SOURCE PASSAGE:
↓
For those of you who aren’t comic book fans, Starman was one of the best titles of the last 20 years or so. Published by DC Comics, it was a book about legacy and history; not only was it the story of Jack Knight, a young man forced into taking up his father’s mantle as his city’s resident superhero, but it was the story of Opal City and its inhabitants, a disparate group who proved that the past still lives with us. The Wild West, Victorian London, the age of piracy and the age of the Rat Pack all came together to help tell Jack’s story. And yet, for such a large canvas, it was really a book that thrived on relationships – relationships between the characters, and between the characters and history. It’s a fantastic book, and well worth checking out.
↑
RECORDED DATA:
↓
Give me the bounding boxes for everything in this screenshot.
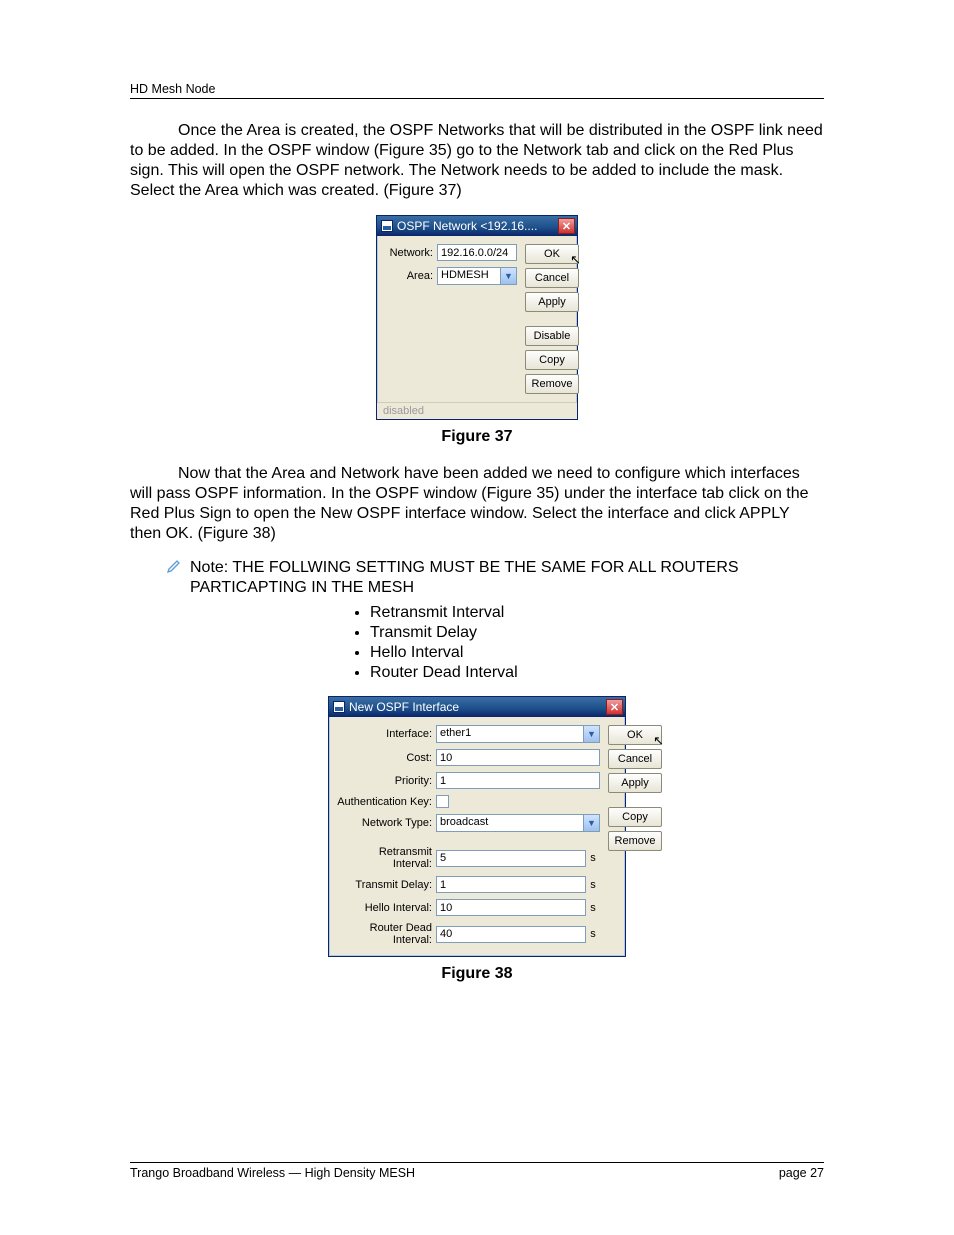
↑
DIRECTIONS:
1: According to the Starman passage, which company published the series?
2: Duplicate the Starman passage word for word, from "For those of" up to and including "worth checking out.".

OUTPUTS IN ORDER:
1: DC Comics

2:
For those of you who aren’t comic book fans, Starman was one of the best titles of the last 20 years or so. Published by DC Comics, it was a book about legacy and history; not only was it the story of Jack Knight, a young man forced into taking up his father’s mantle as his city’s resident superhero, but it was the story of Opal City and its inhabitants, a disparate group who proved that the past still lives with us. The Wild West, Victorian London, the age of piracy and the age of the Rat Pack all came together to help tell Jack’s story. And yet, for such a large canvas, it was really a book that thrived on relationships – relationships between the characters, and between the characters and history. It’s a fantastic book, and well worth checking out.